Will you quote all of the entries, word for word?

═══ DATA PROVIDED

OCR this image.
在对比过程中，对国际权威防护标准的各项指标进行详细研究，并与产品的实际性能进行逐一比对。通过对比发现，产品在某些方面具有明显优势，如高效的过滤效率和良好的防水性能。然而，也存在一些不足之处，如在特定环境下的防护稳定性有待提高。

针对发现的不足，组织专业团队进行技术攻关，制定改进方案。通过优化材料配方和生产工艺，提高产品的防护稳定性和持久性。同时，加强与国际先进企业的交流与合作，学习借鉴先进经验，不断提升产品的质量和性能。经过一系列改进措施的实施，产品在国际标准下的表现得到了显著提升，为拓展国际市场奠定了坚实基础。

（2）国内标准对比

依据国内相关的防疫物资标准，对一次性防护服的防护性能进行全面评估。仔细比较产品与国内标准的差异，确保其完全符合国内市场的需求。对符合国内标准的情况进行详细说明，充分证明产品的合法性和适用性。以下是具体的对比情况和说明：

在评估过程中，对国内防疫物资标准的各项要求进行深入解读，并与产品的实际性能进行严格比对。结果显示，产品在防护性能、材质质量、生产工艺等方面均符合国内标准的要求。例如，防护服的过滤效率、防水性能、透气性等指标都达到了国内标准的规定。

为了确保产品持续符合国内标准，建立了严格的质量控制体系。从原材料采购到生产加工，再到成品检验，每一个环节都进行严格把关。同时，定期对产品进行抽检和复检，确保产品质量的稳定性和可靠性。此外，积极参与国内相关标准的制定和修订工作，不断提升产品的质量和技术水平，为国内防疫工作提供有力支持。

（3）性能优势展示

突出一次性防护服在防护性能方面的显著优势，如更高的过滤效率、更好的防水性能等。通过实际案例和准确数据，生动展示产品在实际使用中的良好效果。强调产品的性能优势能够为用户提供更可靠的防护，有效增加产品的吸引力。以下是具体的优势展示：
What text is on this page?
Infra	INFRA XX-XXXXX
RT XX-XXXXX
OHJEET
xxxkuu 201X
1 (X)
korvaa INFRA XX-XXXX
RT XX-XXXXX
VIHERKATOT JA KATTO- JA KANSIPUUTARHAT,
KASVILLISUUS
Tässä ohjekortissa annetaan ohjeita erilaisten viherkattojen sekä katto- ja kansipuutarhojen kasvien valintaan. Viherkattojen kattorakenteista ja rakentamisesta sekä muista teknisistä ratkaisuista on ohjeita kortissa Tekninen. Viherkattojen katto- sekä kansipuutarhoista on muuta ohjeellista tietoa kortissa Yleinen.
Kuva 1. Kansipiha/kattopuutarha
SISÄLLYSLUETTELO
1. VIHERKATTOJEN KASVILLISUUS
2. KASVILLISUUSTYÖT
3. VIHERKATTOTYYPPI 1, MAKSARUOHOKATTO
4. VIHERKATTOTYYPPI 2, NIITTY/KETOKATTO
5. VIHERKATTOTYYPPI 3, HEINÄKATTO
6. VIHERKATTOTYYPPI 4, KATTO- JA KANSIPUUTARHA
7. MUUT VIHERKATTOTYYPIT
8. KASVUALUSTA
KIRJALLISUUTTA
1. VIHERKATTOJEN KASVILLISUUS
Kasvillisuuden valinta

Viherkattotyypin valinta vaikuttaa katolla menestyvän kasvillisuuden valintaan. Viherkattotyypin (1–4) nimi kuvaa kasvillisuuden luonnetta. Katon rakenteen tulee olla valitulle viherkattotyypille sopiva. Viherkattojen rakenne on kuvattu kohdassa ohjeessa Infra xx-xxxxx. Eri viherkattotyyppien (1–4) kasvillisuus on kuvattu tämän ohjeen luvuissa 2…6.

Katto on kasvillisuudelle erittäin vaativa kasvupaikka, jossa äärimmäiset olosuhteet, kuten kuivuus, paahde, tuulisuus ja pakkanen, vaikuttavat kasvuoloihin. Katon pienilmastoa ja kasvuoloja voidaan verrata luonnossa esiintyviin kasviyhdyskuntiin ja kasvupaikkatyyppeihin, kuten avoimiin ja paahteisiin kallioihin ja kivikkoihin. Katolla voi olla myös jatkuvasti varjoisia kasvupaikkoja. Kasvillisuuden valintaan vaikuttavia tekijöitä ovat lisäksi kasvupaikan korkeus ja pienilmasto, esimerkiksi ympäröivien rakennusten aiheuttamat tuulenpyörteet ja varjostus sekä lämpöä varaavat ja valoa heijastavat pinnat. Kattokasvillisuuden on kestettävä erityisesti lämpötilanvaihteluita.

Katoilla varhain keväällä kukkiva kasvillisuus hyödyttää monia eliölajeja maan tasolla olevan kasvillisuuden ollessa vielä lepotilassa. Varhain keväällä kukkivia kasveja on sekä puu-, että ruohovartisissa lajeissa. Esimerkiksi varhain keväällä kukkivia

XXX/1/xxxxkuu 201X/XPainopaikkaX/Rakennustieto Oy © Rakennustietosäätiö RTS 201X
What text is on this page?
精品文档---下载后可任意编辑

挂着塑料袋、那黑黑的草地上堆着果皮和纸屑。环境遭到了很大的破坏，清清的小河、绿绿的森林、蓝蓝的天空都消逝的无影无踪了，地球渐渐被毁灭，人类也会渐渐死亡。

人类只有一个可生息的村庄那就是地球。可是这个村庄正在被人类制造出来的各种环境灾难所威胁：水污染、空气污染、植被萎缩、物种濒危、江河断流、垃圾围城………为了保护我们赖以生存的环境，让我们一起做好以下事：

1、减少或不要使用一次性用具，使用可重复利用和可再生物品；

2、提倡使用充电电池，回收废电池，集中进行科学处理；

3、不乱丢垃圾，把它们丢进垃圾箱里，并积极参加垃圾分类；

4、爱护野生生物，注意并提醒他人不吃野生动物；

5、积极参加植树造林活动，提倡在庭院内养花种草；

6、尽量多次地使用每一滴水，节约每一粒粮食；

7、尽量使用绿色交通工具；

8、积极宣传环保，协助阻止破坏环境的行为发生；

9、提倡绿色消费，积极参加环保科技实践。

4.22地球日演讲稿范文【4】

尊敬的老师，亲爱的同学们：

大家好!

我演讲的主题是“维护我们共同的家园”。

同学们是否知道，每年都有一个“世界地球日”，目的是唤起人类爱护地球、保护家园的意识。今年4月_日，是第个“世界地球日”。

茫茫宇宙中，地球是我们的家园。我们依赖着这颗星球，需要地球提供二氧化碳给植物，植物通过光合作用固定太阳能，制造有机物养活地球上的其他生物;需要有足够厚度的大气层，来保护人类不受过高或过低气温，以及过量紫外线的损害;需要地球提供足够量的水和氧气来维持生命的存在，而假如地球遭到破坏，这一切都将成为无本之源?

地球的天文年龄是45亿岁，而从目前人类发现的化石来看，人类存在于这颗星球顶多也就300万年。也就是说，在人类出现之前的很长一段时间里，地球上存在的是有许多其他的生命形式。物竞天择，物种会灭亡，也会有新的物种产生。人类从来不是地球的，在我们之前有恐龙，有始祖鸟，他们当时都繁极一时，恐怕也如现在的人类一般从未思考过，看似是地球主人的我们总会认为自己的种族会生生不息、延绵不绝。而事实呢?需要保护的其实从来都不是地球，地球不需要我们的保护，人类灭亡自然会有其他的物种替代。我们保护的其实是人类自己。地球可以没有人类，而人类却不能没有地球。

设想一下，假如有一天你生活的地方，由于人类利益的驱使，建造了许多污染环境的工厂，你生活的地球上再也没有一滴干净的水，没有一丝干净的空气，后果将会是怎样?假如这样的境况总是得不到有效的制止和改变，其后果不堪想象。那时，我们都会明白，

══════

# OUTPUT OF THE EXERCISE:
OCR this image.
在对比过程中，对国际权威防护标准的各项指标进行详细研究，并与产品的实际性能进行逐一比对。通过对比发现，产品在某些方面具有明显优势，如高效的过滤效率和良好的防水性能。然而，也存在一些不足之处，如在特定环境下的防护稳定性有待提高。

针对发现的不足，组织专业团队进行技术攻关，制定改进方案。通过优化材料配方和生产工艺，提高产品的防护稳定性和持久性。同时，加强与国际先进企业的交流与合作，学习借鉴先进经验，不断提升产品的质量和性能。经过一系列改进措施的实施，产品在国际标准下的表现得到了显著提升，为拓展国际市场奠定了坚实基础。

（2）国内标准对比

依据国内相关的防疫物资标准，对一次性防护服的防护性能进行全面评估。仔细比较产品与国内标准的差异，确保其完全符合国内市场的需求。对符合国内标准的情况进行详细说明，充分证明产品的合法性和适用性。以下是具体的对比情况和说明：

在评估过程中，对国内防疫物资标准的各项要求进行深入解读，并与产品的实际性能进行严格比对。结果显示，产品在防护性能、材质质量、生产工艺等方面均符合国内标准的要求。例如，防护服的过滤效率、防水性能、透气性等指标都达到了国内标准的规定。

为了确保产品持续符合国内标准，建立了严格的质量控制体系。从原材料采购到生产加工，再到成品检验，每一个环节都进行严格把关。同时，定期对产品进行抽检和复检，确保产品质量的稳定性和可靠性。此外，积极参与国内相关标准的制定和修订工作，不断提升产品的质量和技术水平，为国内防疫工作提供有力支持。

（3）性能优势展示

突出一次性防护服在防护性能方面的显著优势，如更高的过滤效率、更好的防水性能等。通过实际案例和准确数据，生动展示产品在实际使用中的良好效果。强调产品的性能优势能够为用户提供更可靠的防护，有效增加产品的吸引力。以下是具体的优势展示：
What text is on this page?
Infra	INFRA XX-XXXXX
RT XX-XXXXX
OHJEET
xxxkuu 201X
1 (X)
korvaa INFRA XX-XXXX
RT XX-XXXXX
VIHERKATOT JA KATTO- JA KANSIPUUTARHAT,
KASVILLISUUS
Tässä ohjekortissa annetaan ohjeita erilaisten viherkattojen sekä katto- ja kansipuutarhojen kasvien valintaan. Viherkattojen kattorakenteista ja rakentamisesta sekä muista teknisistä ratkaisuista on ohjeita kortissa Tekninen. Viherkattojen katto- sekä kansipuutarhoista on muuta ohjeellista tietoa kortissa Yleinen.
Kuva 1. Kansipiha/kattopuutarha
SISÄLLYSLUETTELO
1. VIHERKATTOJEN KASVILLISUUS
2. KASVILLISUUSTYÖT
3. VIHERKATTOTYYPPI 1, MAKSARUOHOKATTO
4. VIHERKATTOTYYPPI 2, NIITTY/KETOKATTO
5. VIHERKATTOTYYPPI 3, HEINÄKATTO
6. VIHERKATTOTYYPPI 4, KATTO- JA KANSIPUUTARHA
7. MUUT VIHERKATTOTYYPIT
8. KASVUALUSTA
KIRJALLISUUTTA
1. VIHERKATTOJEN KASVILLISUUS
Kasvillisuuden valinta

Viherkattotyypin valinta vaikuttaa katolla menestyvän kasvillisuuden valintaan. Viherkattotyypin (1–4) nimi kuvaa kasvillisuuden luonnetta. Katon rakenteen tulee olla valitulle viherkattotyypille sopiva. Viherkattojen rakenne on kuvattu kohdassa ohjeessa Infra xx-xxxxx. Eri viherkattotyyppien (1–4) kasvillisuus on kuvattu tämän ohjeen luvuissa 2…6.

Katto on kasvillisuudelle erittäin vaativa kasvupaikka, jossa äärimmäiset olosuhteet, kuten kuivuus, paahde, tuulisuus ja pakkanen, vaikuttavat kasvuoloihin. Katon pienilmastoa ja kasvuoloja voidaan verrata luonnossa esiintyviin kasviyhdyskuntiin ja kasvupaikkatyyppeihin, kuten avoimiin ja paahteisiin kallioihin ja kivikkoihin. Katolla voi olla myös jatkuvasti varjoisia kasvupaikkoja. Kasvillisuuden valintaan vaikuttavia tekijöitä ovat lisäksi kasvupaikan korkeus ja pienilmasto, esimerkiksi ympäröivien rakennusten aiheuttamat tuulenpyörteet ja varjostus sekä lämpöä varaavat ja valoa heijastavat pinnat. Kattokasvillisuuden on kestettävä erityisesti lämpötilanvaihteluita.

Katoilla varhain keväällä kukkiva kasvillisuus hyödyttää monia eliölajeja maan tasolla olevan kasvillisuuden ollessa vielä lepotilassa. Varhain keväällä kukkivia kasveja on sekä puu-, että ruohovartisissa lajeissa. Esimerkiksi varhain keväällä kukkivia

XXX/1/xxxxkuu 201X/XPainopaikkaX/Rakennustieto Oy © Rakennustietosäätiö RTS 201X
What text is on this page?
精品文档---下载后可任意编辑

挂着塑料袋、那黑黑的草地上堆着果皮和纸屑。环境遭到了很大的破坏，清清的小河、绿绿的森林、蓝蓝的天空都消逝的无影无踪了，地球渐渐被毁灭，人类也会渐渐死亡。

人类只有一个可生息的村庄那就是地球。可是这个村庄正在被人类制造出来的各种环境灾难所威胁：水污染、空气污染、植被萎缩、物种濒危、江河断流、垃圾围城………为了保护我们赖以生存的环境，让我们一起做好以下事：

1、减少或不要使用一次性用具，使用可重复利用和可再生物品；

2、提倡使用充电电池，回收废电池，集中进行科学处理；

3、不乱丢垃圾，把它们丢进垃圾箱里，并积极参加垃圾分类；

4、爱护野生生物，注意并提醒他人不吃野生动物；

5、积极参加植树造林活动，提倡在庭院内养花种草；

6、尽量多次地使用每一滴水，节约每一粒粮食；

7、尽量使用绿色交通工具；

8、积极宣传环保，协助阻止破坏环境的行为发生；

9、提倡绿色消费，积极参加环保科技实践。

4.22地球日演讲稿范文【4】

尊敬的老师，亲爱的同学们：

大家好!

我演讲的主题是“维护我们共同的家园”。

同学们是否知道，每年都有一个“世界地球日”，目的是唤起人类爱护地球、保护家园的意识。今年4月_日，是第个“世界地球日”。

茫茫宇宙中，地球是我们的家园。我们依赖着这颗星球，需要地球提供二氧化碳给植物，植物通过光合作用固定太阳能，制造有机物养活地球上的其他生物;需要有足够厚度的大气层，来保护人类不受过高或过低气温，以及过量紫外线的损害;需要地球提供足够量的水和氧气来维持生命的存在，而假如地球遭到破坏，这一切都将成为无本之源?

地球的天文年龄是45亿岁，而从目前人类发现的化石来看，人类存在于这颗星球顶多也就300万年。也就是说，在人类出现之前的很长一段时间里，地球上存在的是有许多其他的生命形式。物竞天择，物种会灭亡，也会有新的物种产生。人类从来不是地球的，在我们之前有恐龙，有始祖鸟，他们当时都繁极一时，恐怕也如现在的人类一般从未思考过，看似是地球主人的我们总会认为自己的种族会生生不息、延绵不绝。而事实呢?需要保护的其实从来都不是地球，地球不需要我们的保护，人类灭亡自然会有其他的物种替代。我们保护的其实是人类自己。地球可以没有人类，而人类却不能没有地球。

设想一下，假如有一天你生活的地方，由于人类利益的驱使，建造了许多污染环境的工厂，你生活的地球上再也没有一滴干净的水，没有一丝干净的空气，后果将会是怎样?假如这样的境况总是得不到有效的制止和改变，其后果不堪想象。那时，我们都会明白，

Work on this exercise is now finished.